AIM OF THE EXERCISE:
Select the lines that contain "complete" and copy each of them.

EXERCISE MATERIAL:
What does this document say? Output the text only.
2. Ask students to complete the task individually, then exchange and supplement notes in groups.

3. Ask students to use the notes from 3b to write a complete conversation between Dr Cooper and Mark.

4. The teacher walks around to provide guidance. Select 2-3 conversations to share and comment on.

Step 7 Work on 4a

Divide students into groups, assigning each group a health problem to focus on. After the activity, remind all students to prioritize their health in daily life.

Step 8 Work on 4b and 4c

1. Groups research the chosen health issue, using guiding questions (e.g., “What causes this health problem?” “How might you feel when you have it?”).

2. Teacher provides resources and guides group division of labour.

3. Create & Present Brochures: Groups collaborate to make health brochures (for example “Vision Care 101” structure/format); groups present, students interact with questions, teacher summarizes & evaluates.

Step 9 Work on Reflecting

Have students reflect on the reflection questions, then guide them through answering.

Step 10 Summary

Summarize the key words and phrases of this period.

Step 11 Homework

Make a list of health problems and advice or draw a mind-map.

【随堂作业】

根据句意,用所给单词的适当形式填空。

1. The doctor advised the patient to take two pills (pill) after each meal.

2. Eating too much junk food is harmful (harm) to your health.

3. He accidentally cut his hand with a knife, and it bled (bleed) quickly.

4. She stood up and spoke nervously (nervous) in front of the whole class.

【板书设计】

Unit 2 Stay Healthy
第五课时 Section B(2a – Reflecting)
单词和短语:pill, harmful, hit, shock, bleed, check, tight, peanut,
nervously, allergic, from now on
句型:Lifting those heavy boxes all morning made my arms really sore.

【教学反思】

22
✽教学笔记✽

THE RESPONSE:
2. Ask students to complete the task individually, then exchange and supplement notes in groups.
3. Ask students to use the notes from 3b to write a complete conversation between Dr Cooper and Mark.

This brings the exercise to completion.